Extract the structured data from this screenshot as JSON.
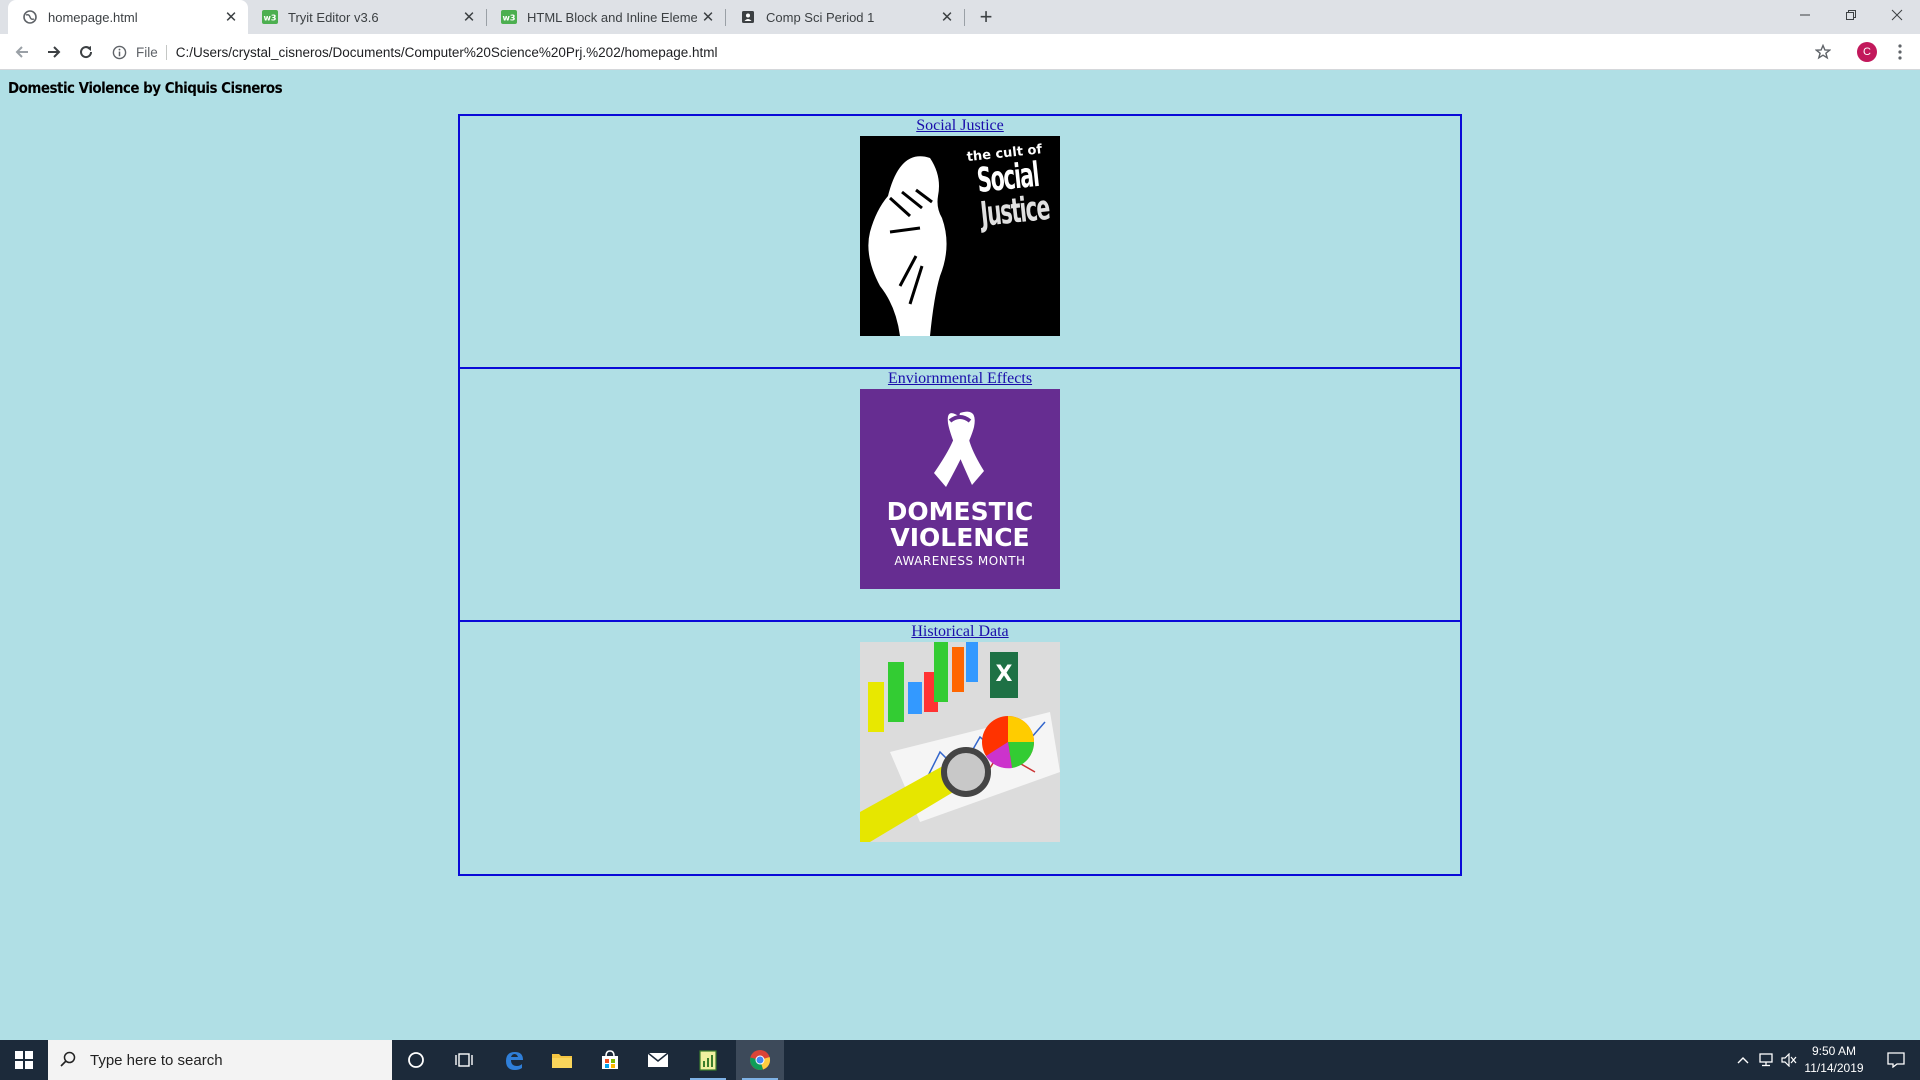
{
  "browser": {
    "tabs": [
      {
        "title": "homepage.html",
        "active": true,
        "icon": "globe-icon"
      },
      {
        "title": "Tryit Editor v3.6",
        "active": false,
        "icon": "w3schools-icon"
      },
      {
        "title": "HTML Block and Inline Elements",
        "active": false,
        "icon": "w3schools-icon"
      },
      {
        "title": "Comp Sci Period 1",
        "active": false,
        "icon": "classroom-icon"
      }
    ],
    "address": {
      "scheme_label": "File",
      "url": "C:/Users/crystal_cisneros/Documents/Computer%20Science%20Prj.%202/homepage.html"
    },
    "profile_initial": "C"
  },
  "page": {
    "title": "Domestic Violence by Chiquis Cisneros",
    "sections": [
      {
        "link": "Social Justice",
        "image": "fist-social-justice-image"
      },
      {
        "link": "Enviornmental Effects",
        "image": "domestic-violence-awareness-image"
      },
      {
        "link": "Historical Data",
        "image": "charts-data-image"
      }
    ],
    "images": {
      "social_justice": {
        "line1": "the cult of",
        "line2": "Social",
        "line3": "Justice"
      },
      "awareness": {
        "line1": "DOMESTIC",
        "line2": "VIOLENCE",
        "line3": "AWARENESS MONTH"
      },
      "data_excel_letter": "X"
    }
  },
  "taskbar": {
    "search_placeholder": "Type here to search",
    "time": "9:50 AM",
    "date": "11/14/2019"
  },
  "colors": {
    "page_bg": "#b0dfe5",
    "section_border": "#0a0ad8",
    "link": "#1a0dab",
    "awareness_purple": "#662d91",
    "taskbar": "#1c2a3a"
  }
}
____
> _Task to carry out_
In this exercise, set down all of the data exactly, without the pictures.

> _Result for this task_
Extract the structured data from this screenshot as JSON.
{
  "browser": {
    "tabs": [
      {
        "title": "homepage.html",
        "active": true,
        "icon": "globe-icon"
      },
      {
        "title": "Tryit Editor v3.6",
        "active": false,
        "icon": "w3schools-icon"
      },
      {
        "title": "HTML Block and Inline Elements",
        "active": false,
        "icon": "w3schools-icon"
      },
      {
        "title": "Comp Sci Period 1",
        "active": false,
        "icon": "classroom-icon"
      }
    ],
    "address": {
      "scheme_label": "File",
      "url": "C:/Users/crystal_cisneros/Documents/Computer%20Science%20Prj.%202/homepage.html"
    },
    "profile_initial": "C"
  },
  "page": {
    "title": "Domestic Violence by Chiquis Cisneros",
    "sections": [
      {
        "link": "Social Justice",
        "image": "fist-social-justice-image"
      },
      {
        "link": "Enviornmental Effects",
        "image": "domestic-violence-awareness-image"
      },
      {
        "link": "Historical Data",
        "image": "charts-data-image"
      }
    ],
    "images": {
      "social_justice": {
        "line1": "the cult of",
        "line2": "Social",
        "line3": "Justice"
      },
      "awareness": {
        "line1": "DOMESTIC",
        "line2": "VIOLENCE",
        "line3": "AWARENESS MONTH"
      },
      "data_excel_letter": "X"
    }
  },
  "taskbar": {
    "search_placeholder": "Type here to search",
    "time": "9:50 AM",
    "date": "11/14/2019"
  },
  "colors": {
    "page_bg": "#b0dfe5",
    "section_border": "#0a0ad8",
    "link": "#1a0dab",
    "awareness_purple": "#662d91",
    "taskbar": "#1c2a3a"
  }
}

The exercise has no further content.